>> begin

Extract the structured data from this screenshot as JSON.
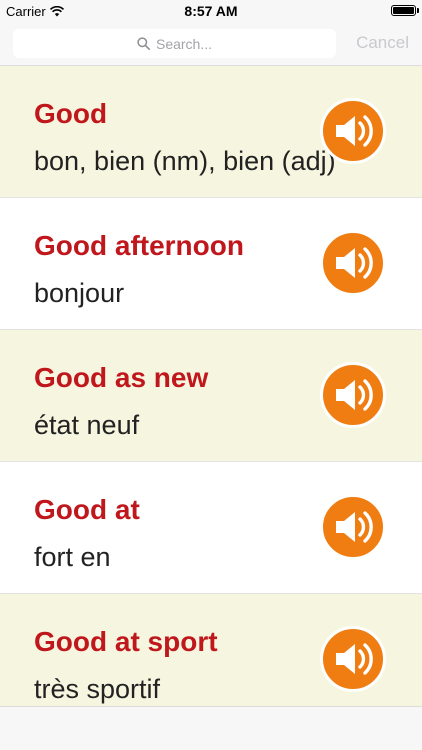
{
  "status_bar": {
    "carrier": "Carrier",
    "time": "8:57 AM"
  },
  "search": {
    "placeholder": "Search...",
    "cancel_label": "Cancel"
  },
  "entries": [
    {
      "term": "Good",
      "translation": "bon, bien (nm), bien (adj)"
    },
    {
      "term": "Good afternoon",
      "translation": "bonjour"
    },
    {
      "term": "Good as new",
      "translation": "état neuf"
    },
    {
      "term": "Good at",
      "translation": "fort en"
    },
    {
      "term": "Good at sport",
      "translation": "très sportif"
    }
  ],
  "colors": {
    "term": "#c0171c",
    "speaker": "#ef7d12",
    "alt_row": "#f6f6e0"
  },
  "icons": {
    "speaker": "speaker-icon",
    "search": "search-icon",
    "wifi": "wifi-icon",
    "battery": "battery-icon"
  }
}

>> end

Work to be completed ::
Each line of the material must be retyped exactly, except that images are omitted.

Exercise solution ::
Extract the structured data from this screenshot as JSON.
{
  "status_bar": {
    "carrier": "Carrier",
    "time": "8:57 AM"
  },
  "search": {
    "placeholder": "Search...",
    "cancel_label": "Cancel"
  },
  "entries": [
    {
      "term": "Good",
      "translation": "bon, bien (nm), bien (adj)"
    },
    {
      "term": "Good afternoon",
      "translation": "bonjour"
    },
    {
      "term": "Good as new",
      "translation": "état neuf"
    },
    {
      "term": "Good at",
      "translation": "fort en"
    },
    {
      "term": "Good at sport",
      "translation": "très sportif"
    }
  ],
  "colors": {
    "term": "#c0171c",
    "speaker": "#ef7d12",
    "alt_row": "#f6f6e0"
  },
  "icons": {
    "speaker": "speaker-icon",
    "search": "search-icon",
    "wifi": "wifi-icon",
    "battery": "battery-icon"
  }
}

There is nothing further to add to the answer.